A gravitational singularity, spacetime singularity or simply singularity is a condition in which gravity is predicted to be so intense that spacetime itself would break down catastrophically. As such, a singularity is by definition no longer part of the regular spacetime and cannot be determined by "where" or "when". Gravitational singularities exist at a junction between general relativity and quantum mechanics; therefore, the properties of the singularity cannot be described without an established theory of quantum gravity. Trying to find a complete and precise definition of singularities in the theory of general relativity, the current best theory of gravity, remains a difficult problem.  A singularity in general relativity can be defined by the scalar invariant curvature becoming infinite or, better, by a geodesic being incomplete.

Gravitational singularities are mainly considered in the context of general relativity, where density would become infinite at the center of a black hole without corrections from Quantum Mechanics, and within astrophysics and cosmology as the earliest state of the universe during the Big Bang/White Hole. Physicists are undecided whether the prediction of singularities means that they actually exist (or existed at the start of the Big Bang), or that current knowledge is insufficient to describe what happens at such extreme densities.

General relativity predicts that any object collapsing beyond a certain point (for stars this is the Schwarzschild radius) would form a black hole, inside which a singularity (covered by an event horizon) would be formed. The Penrose–Hawking singularity theorems define a singularity to have geodesics that cannot be extended in a smooth manner.  The termination of such a geodesic is considered to be the singularity.

WORK TO DO → Reproduce verbatim the part of the passage on gravitational singularities beginning at "A gravitational singularity, spacetime" and continuing through "geodesic being incomplete.". The material has no role in this.

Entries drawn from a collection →

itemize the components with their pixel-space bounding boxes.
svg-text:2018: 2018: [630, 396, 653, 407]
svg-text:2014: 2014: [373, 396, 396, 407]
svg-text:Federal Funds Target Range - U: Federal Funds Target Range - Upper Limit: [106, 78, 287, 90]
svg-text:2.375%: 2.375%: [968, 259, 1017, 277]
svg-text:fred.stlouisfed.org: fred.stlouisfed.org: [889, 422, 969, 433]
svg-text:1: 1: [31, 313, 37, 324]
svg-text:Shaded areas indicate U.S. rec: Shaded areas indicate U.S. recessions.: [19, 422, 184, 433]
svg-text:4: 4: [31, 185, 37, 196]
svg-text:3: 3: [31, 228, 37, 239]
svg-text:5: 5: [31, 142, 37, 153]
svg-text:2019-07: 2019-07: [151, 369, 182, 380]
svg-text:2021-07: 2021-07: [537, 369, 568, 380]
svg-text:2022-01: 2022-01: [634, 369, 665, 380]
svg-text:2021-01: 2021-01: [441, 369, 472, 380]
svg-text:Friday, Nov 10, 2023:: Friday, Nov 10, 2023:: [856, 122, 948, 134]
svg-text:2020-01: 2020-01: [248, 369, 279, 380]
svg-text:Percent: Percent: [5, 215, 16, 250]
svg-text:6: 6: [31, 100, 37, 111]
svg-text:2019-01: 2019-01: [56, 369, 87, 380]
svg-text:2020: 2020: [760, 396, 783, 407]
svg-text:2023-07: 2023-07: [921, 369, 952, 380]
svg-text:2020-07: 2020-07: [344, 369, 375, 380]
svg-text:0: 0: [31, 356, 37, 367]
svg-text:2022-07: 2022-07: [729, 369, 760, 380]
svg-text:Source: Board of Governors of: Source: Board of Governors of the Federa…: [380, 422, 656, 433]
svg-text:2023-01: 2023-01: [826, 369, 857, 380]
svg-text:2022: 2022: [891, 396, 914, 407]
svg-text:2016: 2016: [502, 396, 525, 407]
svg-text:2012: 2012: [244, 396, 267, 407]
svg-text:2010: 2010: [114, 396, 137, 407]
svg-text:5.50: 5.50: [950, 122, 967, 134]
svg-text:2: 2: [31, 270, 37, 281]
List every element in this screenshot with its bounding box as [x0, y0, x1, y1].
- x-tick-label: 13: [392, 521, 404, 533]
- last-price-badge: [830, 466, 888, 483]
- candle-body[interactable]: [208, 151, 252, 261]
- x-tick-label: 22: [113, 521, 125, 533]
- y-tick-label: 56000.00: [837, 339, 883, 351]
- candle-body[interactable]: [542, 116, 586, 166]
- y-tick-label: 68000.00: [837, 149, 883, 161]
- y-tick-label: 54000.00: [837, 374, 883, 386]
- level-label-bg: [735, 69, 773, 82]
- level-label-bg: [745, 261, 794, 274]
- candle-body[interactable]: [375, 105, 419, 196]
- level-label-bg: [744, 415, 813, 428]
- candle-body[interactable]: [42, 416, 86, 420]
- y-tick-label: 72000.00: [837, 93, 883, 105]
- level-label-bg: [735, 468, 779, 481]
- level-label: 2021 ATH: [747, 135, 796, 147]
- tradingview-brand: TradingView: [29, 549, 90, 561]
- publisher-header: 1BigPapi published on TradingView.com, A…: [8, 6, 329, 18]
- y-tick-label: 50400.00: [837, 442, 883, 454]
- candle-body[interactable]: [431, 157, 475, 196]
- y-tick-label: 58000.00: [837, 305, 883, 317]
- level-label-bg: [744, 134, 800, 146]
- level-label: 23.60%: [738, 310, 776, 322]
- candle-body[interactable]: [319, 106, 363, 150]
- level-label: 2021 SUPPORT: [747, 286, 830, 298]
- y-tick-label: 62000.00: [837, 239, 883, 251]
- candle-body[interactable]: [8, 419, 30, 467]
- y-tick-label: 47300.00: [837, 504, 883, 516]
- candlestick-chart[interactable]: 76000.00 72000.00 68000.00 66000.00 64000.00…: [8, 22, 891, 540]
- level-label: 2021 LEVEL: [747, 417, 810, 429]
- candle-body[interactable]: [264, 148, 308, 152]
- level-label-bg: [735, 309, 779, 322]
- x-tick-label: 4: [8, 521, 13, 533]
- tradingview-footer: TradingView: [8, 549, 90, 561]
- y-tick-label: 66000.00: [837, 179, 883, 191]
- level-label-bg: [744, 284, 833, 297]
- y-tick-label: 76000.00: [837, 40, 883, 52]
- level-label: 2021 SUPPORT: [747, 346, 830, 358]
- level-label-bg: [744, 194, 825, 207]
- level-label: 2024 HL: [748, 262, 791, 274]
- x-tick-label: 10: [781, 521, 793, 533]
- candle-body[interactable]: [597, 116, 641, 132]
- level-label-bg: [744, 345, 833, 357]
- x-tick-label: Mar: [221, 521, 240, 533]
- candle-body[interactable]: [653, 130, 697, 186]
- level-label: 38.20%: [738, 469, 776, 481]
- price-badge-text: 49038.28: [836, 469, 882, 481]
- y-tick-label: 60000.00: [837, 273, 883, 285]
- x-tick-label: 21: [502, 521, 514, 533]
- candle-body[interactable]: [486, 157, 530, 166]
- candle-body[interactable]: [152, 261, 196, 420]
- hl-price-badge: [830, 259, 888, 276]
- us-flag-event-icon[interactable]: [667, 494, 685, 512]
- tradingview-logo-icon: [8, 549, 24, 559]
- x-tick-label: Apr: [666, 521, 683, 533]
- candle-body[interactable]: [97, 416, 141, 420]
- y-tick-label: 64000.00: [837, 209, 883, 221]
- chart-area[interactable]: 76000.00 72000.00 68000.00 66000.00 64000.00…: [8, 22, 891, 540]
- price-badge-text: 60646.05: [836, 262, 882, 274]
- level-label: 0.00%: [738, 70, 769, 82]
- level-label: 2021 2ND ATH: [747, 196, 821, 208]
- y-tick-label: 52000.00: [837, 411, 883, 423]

EXPECTED OUTPUT →
A gravitational singularity, spacetime singularity or simply singularity is a condition in which gravity is predicted to be so intense that spacetime itself would break down catastrophically. As such, a singularity is by definition no longer part of the regular spacetime and cannot be determined by "where" or "when". Gravitational singularities exist at a junction between general relativity and quantum mechanics; therefore, the properties of the singularity cannot be described without an established theory of quantum gravity. Trying to find a complete and precise definition of singularities in the theory of general relativity, the current best theory of gravity, remains a difficult problem.  A singularity in general relativity can be defined by the scalar invariant curvature becoming infinite or, better, by a geodesic being incomplete.